Data records
────────
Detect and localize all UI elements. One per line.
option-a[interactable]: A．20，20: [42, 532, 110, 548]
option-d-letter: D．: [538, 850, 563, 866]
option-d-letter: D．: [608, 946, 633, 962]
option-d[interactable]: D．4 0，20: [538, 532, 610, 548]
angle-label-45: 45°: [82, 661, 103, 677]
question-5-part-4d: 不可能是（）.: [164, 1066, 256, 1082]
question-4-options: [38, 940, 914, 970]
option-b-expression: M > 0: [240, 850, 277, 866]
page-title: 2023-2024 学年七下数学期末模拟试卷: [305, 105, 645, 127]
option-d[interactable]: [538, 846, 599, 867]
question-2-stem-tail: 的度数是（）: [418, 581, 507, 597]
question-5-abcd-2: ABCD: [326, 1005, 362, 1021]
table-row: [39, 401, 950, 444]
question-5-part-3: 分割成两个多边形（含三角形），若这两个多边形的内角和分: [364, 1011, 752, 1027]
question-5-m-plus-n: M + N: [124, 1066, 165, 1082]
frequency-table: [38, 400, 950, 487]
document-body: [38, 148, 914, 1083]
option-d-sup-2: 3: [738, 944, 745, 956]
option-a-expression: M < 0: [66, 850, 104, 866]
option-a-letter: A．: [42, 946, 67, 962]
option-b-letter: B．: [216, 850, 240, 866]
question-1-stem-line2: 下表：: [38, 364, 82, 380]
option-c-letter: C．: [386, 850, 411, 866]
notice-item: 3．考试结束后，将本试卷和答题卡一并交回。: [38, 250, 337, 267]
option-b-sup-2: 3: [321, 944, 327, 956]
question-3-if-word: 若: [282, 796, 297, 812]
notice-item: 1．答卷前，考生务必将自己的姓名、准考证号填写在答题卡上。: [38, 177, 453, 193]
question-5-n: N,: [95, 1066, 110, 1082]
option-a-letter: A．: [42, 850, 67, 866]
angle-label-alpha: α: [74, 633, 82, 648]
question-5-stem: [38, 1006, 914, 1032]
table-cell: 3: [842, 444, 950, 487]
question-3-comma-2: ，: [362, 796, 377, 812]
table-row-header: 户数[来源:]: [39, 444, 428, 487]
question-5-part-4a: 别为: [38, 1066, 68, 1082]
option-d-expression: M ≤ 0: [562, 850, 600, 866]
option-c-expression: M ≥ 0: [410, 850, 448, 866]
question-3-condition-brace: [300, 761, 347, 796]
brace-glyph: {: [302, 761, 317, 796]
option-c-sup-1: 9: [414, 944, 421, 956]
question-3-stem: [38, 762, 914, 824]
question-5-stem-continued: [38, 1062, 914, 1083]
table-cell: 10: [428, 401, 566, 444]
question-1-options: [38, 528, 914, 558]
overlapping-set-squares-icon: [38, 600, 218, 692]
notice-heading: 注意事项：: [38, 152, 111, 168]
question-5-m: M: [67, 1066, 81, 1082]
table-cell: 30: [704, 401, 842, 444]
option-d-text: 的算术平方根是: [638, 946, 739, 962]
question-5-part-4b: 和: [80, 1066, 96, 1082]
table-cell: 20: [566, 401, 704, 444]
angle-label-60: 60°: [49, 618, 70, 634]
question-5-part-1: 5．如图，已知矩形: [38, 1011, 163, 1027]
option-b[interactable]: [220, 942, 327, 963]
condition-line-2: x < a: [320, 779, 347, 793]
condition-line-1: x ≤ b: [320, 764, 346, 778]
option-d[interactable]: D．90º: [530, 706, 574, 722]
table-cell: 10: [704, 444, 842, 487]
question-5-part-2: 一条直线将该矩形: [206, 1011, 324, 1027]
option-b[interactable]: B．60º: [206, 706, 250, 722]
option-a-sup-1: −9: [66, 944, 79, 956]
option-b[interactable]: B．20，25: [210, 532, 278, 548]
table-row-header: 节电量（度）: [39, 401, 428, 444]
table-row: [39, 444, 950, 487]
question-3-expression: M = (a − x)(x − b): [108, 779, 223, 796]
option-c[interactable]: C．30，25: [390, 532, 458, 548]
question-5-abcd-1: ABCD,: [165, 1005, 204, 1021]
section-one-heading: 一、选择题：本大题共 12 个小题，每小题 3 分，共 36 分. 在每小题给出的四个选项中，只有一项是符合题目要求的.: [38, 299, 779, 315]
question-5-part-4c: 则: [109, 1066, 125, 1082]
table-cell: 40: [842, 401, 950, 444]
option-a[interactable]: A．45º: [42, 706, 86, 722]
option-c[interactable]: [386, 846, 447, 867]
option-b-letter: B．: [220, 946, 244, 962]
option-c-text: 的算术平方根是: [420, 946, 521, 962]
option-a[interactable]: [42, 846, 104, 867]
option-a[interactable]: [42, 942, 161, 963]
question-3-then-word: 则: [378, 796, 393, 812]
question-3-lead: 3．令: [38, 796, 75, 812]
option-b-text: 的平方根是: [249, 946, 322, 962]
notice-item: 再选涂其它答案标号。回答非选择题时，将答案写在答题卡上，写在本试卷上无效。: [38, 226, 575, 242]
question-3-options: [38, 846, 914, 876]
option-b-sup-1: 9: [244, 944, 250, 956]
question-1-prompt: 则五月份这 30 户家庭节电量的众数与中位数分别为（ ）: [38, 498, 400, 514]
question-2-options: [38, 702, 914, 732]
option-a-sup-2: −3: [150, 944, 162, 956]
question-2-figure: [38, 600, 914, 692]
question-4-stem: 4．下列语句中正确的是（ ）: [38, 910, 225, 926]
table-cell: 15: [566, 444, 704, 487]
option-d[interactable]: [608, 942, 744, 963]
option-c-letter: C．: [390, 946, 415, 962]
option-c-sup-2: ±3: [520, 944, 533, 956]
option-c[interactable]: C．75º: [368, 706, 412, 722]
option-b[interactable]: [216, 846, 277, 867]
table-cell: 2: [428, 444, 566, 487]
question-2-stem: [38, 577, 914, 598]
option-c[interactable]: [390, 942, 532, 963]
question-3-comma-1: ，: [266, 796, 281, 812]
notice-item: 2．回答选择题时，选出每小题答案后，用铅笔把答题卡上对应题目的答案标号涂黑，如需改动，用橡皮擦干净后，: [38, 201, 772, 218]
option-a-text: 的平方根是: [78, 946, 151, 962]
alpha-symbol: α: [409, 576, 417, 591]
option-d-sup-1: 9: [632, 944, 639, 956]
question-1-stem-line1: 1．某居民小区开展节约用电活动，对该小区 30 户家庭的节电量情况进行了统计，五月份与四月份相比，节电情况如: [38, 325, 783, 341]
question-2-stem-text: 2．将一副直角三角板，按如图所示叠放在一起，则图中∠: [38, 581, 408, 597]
────────
OBJECTIVE: Could you turn all of the entries above into a numbered list, dropping any blank lines?

EXPECTED ANSWER:
1. Detect and localize all UI elements. One per line.
2. option-a[interactable]: A．20，20: [42, 532, 110, 548]
3. option-d-letter: D．: [538, 850, 563, 866]
4. option-d-letter: D．: [608, 946, 633, 962]
5. option-d[interactable]: D．4 0，20: [538, 532, 610, 548]
6. angle-label-45: 45°: [82, 661, 103, 677]
7. question-5-part-4d: 不可能是（）.: [164, 1066, 256, 1082]
8. question-4-options: [38, 940, 914, 970]
9. option-b-expression: M > 0: [240, 850, 277, 866]
10. page-title: 2023-2024 学年七下数学期末模拟试卷: [305, 105, 645, 127]
11. option-d[interactable]: [538, 846, 599, 867]
12. question-2-stem-tail: 的度数是（）: [418, 581, 507, 597]
13. question-5-abcd-2: ABCD: [326, 1005, 362, 1021]
14. table-row: [39, 401, 950, 444]
15. question-5-part-3: 分割成两个多边形（含三角形），若这两个多边形的内角和分: [364, 1011, 752, 1027]
16. question-5-m-plus-n: M + N: [124, 1066, 165, 1082]
17. frequency-table: [38, 400, 950, 487]
18. document-body: [38, 148, 914, 1083]
19. option-d-sup-2: 3: [738, 944, 745, 956]
20. option-a-expression: M < 0: [66, 850, 104, 866]
21. option-a-letter: A．: [42, 946, 67, 962]
22. option-b-letter: B．: [216, 850, 240, 866]
23. question-1-stem-line2: 下表：: [38, 364, 82, 380]
24. option-c-letter: C．: [386, 850, 411, 866]
25. notice-item: 3．考试结束后，将本试卷和答题卡一并交回。: [38, 250, 337, 267]
26. option-b-sup-2: 3: [321, 944, 327, 956]
27. question-3-if-word: 若: [282, 796, 297, 812]
28. notice-item: 1．答卷前，考生务必将自己的姓名、准考证号填写在答题卡上。: [38, 177, 453, 193]
29. question-5-n: N,: [95, 1066, 110, 1082]
30. option-a-letter: A．: [42, 850, 67, 866]
31. angle-label-alpha: α: [74, 633, 82, 648]
32. question-5-stem: [38, 1006, 914, 1032]
33. table-cell: 3: [842, 444, 950, 487]
34. question-3-comma-2: ，: [362, 796, 377, 812]
35. table-row-header: 户数[来源:]: [39, 444, 428, 487]
36. question-5-part-4a: 别为: [38, 1066, 68, 1082]
37. option-d-expression: M ≤ 0: [562, 850, 600, 866]
38. option-c-expression: M ≥ 0: [410, 850, 448, 866]
39. question-3-condition-brace: [300, 761, 347, 796]
40. brace-glyph: {: [302, 761, 317, 796]
41. option-c-sup-1: 9: [414, 944, 421, 956]
42. question-3-stem: [38, 762, 914, 824]
43. question-5-stem-continued: [38, 1062, 914, 1083]
44. table-cell: 10: [428, 401, 566, 444]
45. question-1-options: [38, 528, 914, 558]
46. overlapping-set-squares-icon: [38, 600, 218, 692]
47. notice-heading: 注意事项：: [38, 152, 111, 168]
48. question-5-m: M: [67, 1066, 81, 1082]
49. table-cell: 30: [704, 401, 842, 444]
50. option-d-text: 的算术平方根是: [638, 946, 739, 962]
51. question-5-part-4b: 和: [80, 1066, 96, 1082]
52. table-cell: 20: [566, 401, 704, 444]
53. angle-label-60: 60°: [49, 618, 70, 634]
54. question-5-part-1: 5．如图，已知矩形: [38, 1011, 163, 1027]
55. option-b[interactable]: [220, 942, 327, 963]
56. condition-line-2: x < a: [320, 779, 347, 793]
57. condition-line-1: x ≤ b: [320, 764, 346, 778]
58. option-d[interactable]: D．90º: [530, 706, 574, 722]
59. table-cell: 10: [704, 444, 842, 487]
60. question-5-part-2: 一条直线将该矩形: [206, 1011, 324, 1027]
61. option-b[interactable]: B．60º: [206, 706, 250, 722]
62. option-a-sup-1: −9: [66, 944, 79, 956]
63. option-b[interactable]: B．20，25: [210, 532, 278, 548]
64. table-row-header: 节电量（度）: [39, 401, 428, 444]
65. table-row: [39, 444, 950, 487]
66. question-3-expression: M = (a − x)(x − b): [108, 779, 223, 796]
67. option-c[interactable]: C．30，25: [390, 532, 458, 548]
68. question-5-abcd-1: ABCD,: [165, 1005, 204, 1021]
69. section-one-heading: 一、选择题：本大题共 12 个小题，每小题 3 分，共 36 分. 在每小题给出的四个选项中，只有一项是符合题目要求的.: [38, 299, 779, 315]
70. question-5-part-4c: 则: [109, 1066, 125, 1082]
71. table-cell: 40: [842, 401, 950, 444]
72. option-a[interactable]: A．45º: [42, 706, 86, 722]
73. option-c[interactable]: [386, 846, 447, 867]
74. option-b-letter: B．: [220, 946, 244, 962]
75. option-c-text: 的算术平方根是: [420, 946, 521, 962]
76. option-a[interactable]: [42, 846, 104, 867]
77. option-a[interactable]: [42, 942, 161, 963]
78. question-3-then-word: 则: [378, 796, 393, 812]
79. question-3-lead: 3．令: [38, 796, 75, 812]
80. option-b-text: 的平方根是: [249, 946, 322, 962]
81. notice-item: 再选涂其它答案标号。回答非选择题时，将答案写在答题卡上，写在本试卷上无效。: [38, 226, 575, 242]
82. question-3-options: [38, 846, 914, 876]
83. option-b-sup-1: 9: [244, 944, 250, 956]
84. question-1-prompt: 则五月份这 30 户家庭节电量的众数与中位数分别为（ ）: [38, 498, 400, 514]
85. question-2-options: [38, 702, 914, 732]
86. option-a-sup-2: −3: [150, 944, 162, 956]
87. question-2-figure: [38, 600, 914, 692]
88. question-4-stem: 4．下列语句中正确的是（ ）: [38, 910, 225, 926]
89. table-cell: 15: [566, 444, 704, 487]
90. option-d[interactable]: [608, 942, 744, 963]
91. option-c-letter: C．: [390, 946, 415, 962]
92. option-c-sup-2: ±3: [520, 944, 533, 956]
93. option-c[interactable]: C．75º: [368, 706, 412, 722]
94. option-b[interactable]: [216, 846, 277, 867]
95. table-cell: 2: [428, 444, 566, 487]
96. question-2-stem: [38, 577, 914, 598]
97. option-c[interactable]: [390, 942, 532, 963]
98. question-3-comma-1: ，: [266, 796, 281, 812]
99. notice-item: 2．回答选择题时，选出每小题答案后，用铅笔把答题卡上对应题目的答案标号涂黑，如需改动，用橡皮擦干净后，: [38, 201, 772, 218]
100. option-a-text: 的平方根是: [78, 946, 151, 962]
101. alpha-symbol: α: [409, 576, 417, 591]
102. option-d-sup-1: 9: [632, 944, 639, 956]
103. question-1-stem-line1: 1．某居民小区开展节约用电活动，对该小区 30 户家庭的节电量情况进行了统计，五月份与四月份相比，节电情况如: [38, 325, 783, 341]
104. question-2-stem-text: 2．将一副直角三角板，按如图所示叠放在一起，则图中∠: [38, 581, 408, 597]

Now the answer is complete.